##### Data in this exercise #####

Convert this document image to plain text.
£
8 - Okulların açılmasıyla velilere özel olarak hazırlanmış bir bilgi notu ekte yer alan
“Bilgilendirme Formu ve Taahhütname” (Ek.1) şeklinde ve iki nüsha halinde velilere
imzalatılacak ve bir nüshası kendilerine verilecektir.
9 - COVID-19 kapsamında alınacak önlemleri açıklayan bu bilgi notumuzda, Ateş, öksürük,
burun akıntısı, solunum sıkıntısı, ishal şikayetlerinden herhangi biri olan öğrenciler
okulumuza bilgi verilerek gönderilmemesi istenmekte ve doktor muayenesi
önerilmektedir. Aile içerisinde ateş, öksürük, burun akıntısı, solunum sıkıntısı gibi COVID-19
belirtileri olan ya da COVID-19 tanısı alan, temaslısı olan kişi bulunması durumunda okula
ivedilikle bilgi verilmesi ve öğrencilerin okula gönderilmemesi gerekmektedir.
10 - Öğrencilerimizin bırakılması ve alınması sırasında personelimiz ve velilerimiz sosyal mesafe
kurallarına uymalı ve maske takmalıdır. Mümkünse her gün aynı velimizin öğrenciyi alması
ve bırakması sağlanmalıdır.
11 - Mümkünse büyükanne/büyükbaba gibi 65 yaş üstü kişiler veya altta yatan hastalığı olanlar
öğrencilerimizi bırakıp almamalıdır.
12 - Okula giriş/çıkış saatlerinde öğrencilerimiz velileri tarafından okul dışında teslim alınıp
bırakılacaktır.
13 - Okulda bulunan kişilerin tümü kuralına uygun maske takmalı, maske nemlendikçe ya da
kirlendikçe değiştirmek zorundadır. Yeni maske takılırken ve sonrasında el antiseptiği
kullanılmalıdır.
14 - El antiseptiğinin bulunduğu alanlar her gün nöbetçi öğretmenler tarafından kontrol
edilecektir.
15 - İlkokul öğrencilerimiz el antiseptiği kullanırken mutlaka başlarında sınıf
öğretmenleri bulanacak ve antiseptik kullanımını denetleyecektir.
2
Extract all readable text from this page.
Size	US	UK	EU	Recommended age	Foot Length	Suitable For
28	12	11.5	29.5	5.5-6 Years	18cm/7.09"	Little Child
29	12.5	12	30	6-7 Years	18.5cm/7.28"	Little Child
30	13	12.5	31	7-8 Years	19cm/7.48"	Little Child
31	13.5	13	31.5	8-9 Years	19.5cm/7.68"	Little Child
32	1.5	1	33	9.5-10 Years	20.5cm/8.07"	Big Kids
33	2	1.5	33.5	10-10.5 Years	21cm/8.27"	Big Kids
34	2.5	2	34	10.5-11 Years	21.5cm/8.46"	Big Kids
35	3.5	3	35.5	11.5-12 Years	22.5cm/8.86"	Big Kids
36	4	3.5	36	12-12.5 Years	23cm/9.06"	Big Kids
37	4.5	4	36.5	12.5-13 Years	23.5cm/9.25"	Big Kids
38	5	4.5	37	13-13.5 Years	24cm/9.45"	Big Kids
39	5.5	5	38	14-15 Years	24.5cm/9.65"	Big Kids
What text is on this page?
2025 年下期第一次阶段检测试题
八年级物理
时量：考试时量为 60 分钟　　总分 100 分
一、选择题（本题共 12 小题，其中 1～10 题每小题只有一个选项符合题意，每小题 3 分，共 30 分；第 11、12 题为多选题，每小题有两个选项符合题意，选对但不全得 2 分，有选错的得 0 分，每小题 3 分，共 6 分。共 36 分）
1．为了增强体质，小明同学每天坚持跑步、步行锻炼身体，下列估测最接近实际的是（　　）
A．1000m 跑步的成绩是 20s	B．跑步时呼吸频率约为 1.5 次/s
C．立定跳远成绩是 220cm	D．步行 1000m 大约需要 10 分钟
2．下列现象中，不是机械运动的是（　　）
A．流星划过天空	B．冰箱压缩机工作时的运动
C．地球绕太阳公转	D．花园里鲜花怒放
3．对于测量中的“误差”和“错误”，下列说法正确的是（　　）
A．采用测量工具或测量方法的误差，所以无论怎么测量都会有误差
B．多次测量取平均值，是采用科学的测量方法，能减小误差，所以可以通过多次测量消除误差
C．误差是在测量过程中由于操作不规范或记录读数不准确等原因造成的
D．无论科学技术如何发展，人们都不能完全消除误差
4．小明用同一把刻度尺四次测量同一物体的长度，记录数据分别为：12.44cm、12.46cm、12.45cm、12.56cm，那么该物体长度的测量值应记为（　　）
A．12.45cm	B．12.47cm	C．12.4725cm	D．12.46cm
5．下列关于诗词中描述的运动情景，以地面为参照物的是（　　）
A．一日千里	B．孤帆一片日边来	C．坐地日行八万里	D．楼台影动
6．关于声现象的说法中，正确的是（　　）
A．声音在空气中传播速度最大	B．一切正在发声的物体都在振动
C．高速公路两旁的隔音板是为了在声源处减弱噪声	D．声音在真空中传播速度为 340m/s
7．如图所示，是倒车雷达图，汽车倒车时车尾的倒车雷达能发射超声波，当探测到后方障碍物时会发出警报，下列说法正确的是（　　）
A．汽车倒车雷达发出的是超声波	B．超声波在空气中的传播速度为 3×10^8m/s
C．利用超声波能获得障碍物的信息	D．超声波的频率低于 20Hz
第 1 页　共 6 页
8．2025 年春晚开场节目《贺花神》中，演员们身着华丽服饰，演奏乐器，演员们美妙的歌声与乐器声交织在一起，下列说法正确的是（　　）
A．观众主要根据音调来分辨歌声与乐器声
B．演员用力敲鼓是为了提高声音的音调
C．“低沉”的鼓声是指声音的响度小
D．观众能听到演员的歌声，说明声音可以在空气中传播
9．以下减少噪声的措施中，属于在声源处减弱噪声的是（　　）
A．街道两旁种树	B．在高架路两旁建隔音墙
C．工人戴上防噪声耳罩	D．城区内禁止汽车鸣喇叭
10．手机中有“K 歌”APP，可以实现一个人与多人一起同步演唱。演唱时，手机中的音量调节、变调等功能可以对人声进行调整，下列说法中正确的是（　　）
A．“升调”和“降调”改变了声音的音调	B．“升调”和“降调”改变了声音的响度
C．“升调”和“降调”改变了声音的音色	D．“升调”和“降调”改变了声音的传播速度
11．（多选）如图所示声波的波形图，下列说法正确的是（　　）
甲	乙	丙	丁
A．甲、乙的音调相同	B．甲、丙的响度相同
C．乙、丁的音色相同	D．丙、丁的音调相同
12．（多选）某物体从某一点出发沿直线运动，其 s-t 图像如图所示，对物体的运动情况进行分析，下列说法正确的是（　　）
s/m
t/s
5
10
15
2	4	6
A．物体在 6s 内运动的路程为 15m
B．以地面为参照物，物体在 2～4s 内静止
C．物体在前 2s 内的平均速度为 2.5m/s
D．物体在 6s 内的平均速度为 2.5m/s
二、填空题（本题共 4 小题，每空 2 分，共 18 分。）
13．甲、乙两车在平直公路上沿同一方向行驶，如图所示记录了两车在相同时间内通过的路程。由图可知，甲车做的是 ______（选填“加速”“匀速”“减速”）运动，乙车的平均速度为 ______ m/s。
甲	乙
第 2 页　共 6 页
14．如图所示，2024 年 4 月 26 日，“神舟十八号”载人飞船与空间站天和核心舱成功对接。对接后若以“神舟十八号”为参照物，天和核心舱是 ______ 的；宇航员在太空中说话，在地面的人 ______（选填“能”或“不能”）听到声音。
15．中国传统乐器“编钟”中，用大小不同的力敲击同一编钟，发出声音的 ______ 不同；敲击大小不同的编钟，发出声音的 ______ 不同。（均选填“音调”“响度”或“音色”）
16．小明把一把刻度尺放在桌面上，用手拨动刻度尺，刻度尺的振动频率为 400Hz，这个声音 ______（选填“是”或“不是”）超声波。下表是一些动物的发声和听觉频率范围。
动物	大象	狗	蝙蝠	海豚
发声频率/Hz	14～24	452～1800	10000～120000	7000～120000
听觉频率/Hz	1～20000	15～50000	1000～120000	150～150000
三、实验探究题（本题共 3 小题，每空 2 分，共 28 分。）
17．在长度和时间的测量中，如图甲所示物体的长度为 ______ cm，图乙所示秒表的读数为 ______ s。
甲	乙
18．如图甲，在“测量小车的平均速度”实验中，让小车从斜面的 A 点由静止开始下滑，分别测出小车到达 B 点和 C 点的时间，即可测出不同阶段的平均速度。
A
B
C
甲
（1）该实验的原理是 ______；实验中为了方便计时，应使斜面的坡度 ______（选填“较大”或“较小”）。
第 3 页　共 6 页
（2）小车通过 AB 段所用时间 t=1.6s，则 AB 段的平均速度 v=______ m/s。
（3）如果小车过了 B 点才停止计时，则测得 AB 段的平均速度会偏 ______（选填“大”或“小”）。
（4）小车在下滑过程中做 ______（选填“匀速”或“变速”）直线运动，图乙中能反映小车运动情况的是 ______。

#####

Objective = In the entries above, find lines with "Mümkünse" and copy each.

Output of the exercise =
kurallarına uymalı ve maske takmalıdır. Mümkünse her gün aynı velimizin öğrenciyi alması
11 - Mümkünse büyükanne/büyükbaba gibi 65 yaş üstü kişiler veya altta yatan hastalığı olanlar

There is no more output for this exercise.